*Supplied entries:*
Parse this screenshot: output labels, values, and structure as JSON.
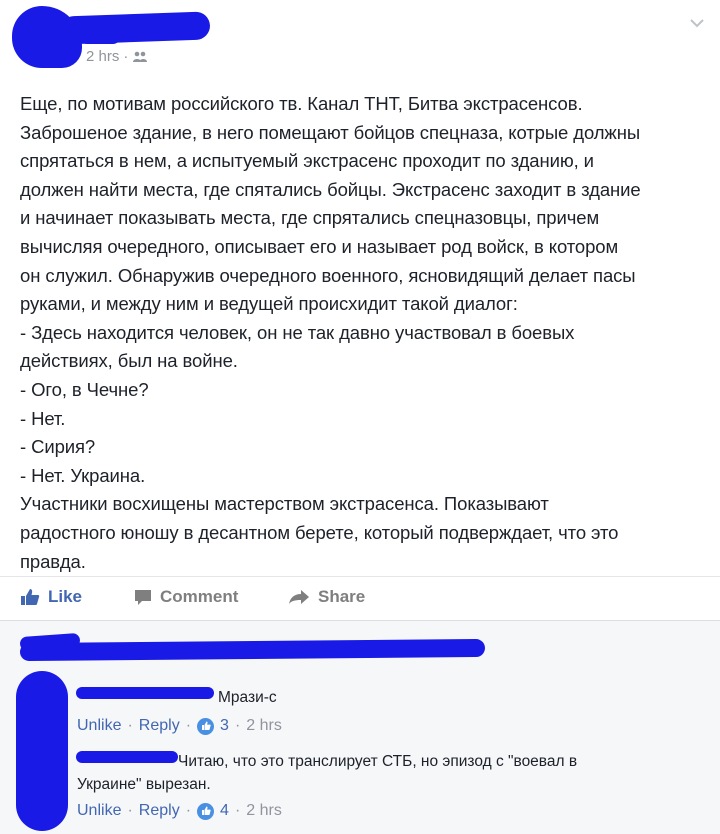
{
  "post": {
    "timestamp": "2 hrs",
    "privacy_icon": "friends-icon",
    "lines": [
      "Еще, по мотивам российского тв. Канал ТНТ, Битва экстрасенсов.",
      "Заброшеное здание, в него помещают бойцов спецназа, котрые должны",
      "спрятаться в нем, а испытуемый экстрасенс проходит по зданию, и",
      "должен найти места, где спятались бойцы. Экстрасенс заходит в здание",
      "и начинает показывать места, где спрятались спецназовцы, причем",
      "вычисляя очередного, описывает его и называет род войск, в котором",
      "он служил. Обнаружив очередного военного, ясновидящий делает пасы",
      "руками, и между ним и ведущей происхидит такой диалог:",
      "- Здесь находится человек, он не так давно участвовал в боевых",
      "действиях, был на войне.",
      "- Ого, в Чечне?",
      "- Нет.",
      "- Сирия?",
      "- Нет. Украина.",
      "Участники восхищены мастерством экстрасенса. Показывают",
      "радостного юношу в десантном берете, который подверждает, что это",
      "правда."
    ]
  },
  "actions": {
    "like": "Like",
    "comment": "Comment",
    "share": "Share"
  },
  "comments": [
    {
      "text": "Мрази-с",
      "unlike": "Unlike",
      "reply": "Reply",
      "likes": "3",
      "time": "2 hrs"
    },
    {
      "text_line1": "Читаю, что это транслирует СТБ, но эпизод с \"воевал в",
      "text_line2": "Украине\" вырезан.",
      "unlike": "Unlike",
      "reply": "Reply",
      "likes": "4",
      "time": "2 hrs"
    }
  ],
  "colors": {
    "accent": "#4267b2",
    "scribble": "#1a1ae6",
    "muted": "#90949c"
  }
}
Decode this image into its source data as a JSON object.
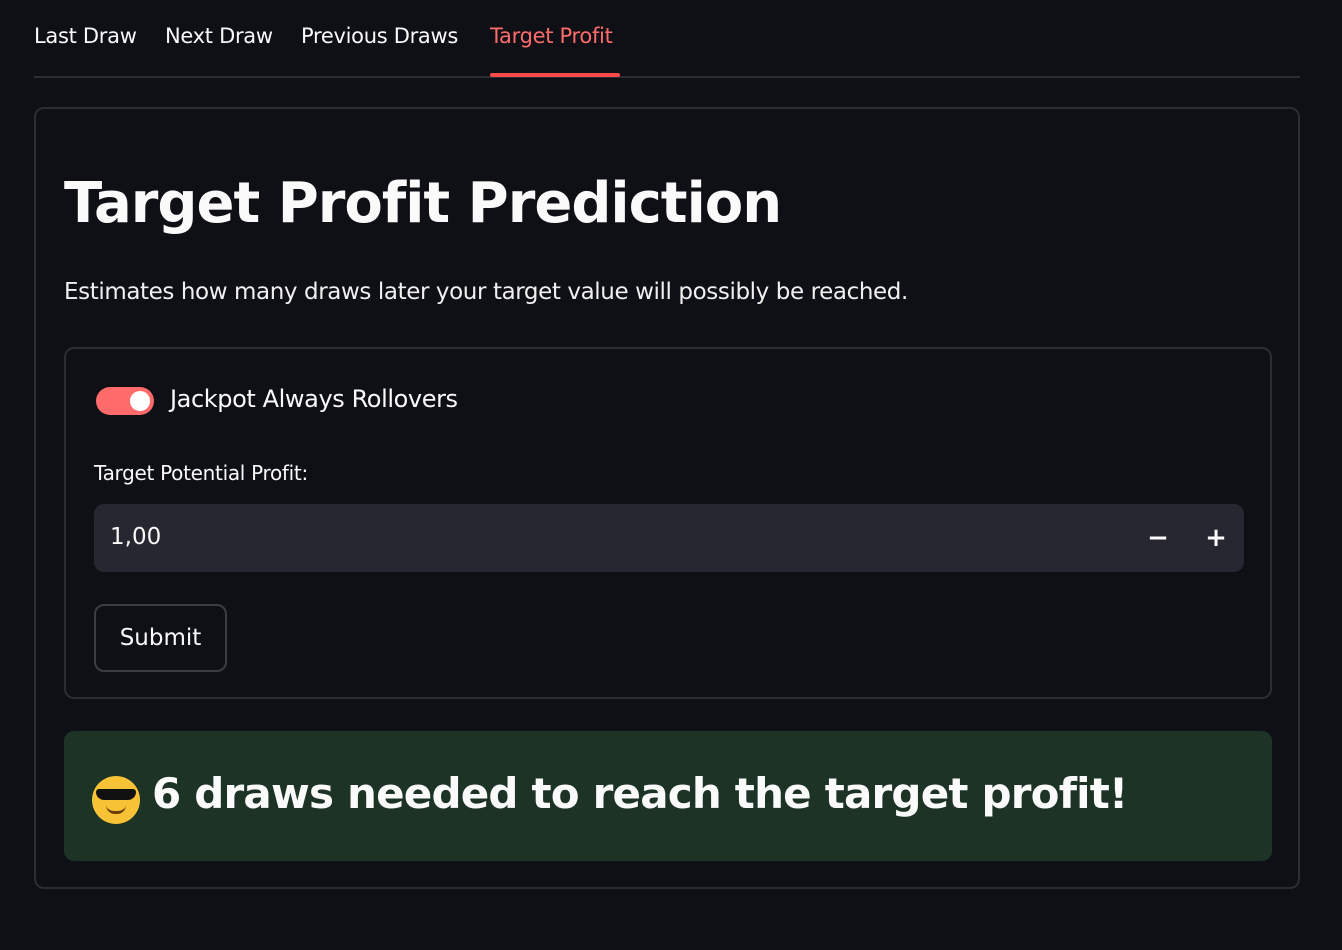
{
  "tabs": [
    {
      "label": "Last Draw"
    },
    {
      "label": "Next Draw"
    },
    {
      "label": "Previous Draws"
    },
    {
      "label": "Target Profit"
    }
  ],
  "active_tab": "Target Profit",
  "page": {
    "title": "Target Profit Prediction",
    "subtitle": "Estimates how many draws later your target value will possibly be reached."
  },
  "form": {
    "toggle_label": "Jackpot Always Rollovers",
    "toggle_on": true,
    "field_label": "Target Potential Profit:",
    "field_value": "1,00",
    "minus_label": "−",
    "plus_label": "+",
    "submit_label": "Submit"
  },
  "result": {
    "emoji_icon": "smiling-face-with-sunglasses-icon",
    "text": "6 draws needed to reach the target profit!"
  },
  "colors": {
    "accent": "#ff4b4b",
    "background": "#0e1016",
    "success_bg": "#1d3326"
  }
}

*The problem:* Set down nothing but the lines from the one containing "Decode this image" to the final line above, both included, with every picture left out.

*Task result:*
Decode this image into its source data as a JSON object.
{
  "tabs": [
    {
      "label": "Last Draw"
    },
    {
      "label": "Next Draw"
    },
    {
      "label": "Previous Draws"
    },
    {
      "label": "Target Profit"
    }
  ],
  "active_tab": "Target Profit",
  "page": {
    "title": "Target Profit Prediction",
    "subtitle": "Estimates how many draws later your target value will possibly be reached."
  },
  "form": {
    "toggle_label": "Jackpot Always Rollovers",
    "toggle_on": true,
    "field_label": "Target Potential Profit:",
    "field_value": "1,00",
    "minus_label": "−",
    "plus_label": "+",
    "submit_label": "Submit"
  },
  "result": {
    "emoji_icon": "smiling-face-with-sunglasses-icon",
    "text": "6 draws needed to reach the target profit!"
  },
  "colors": {
    "accent": "#ff4b4b",
    "background": "#0e1016",
    "success_bg": "#1d3326"
  }
}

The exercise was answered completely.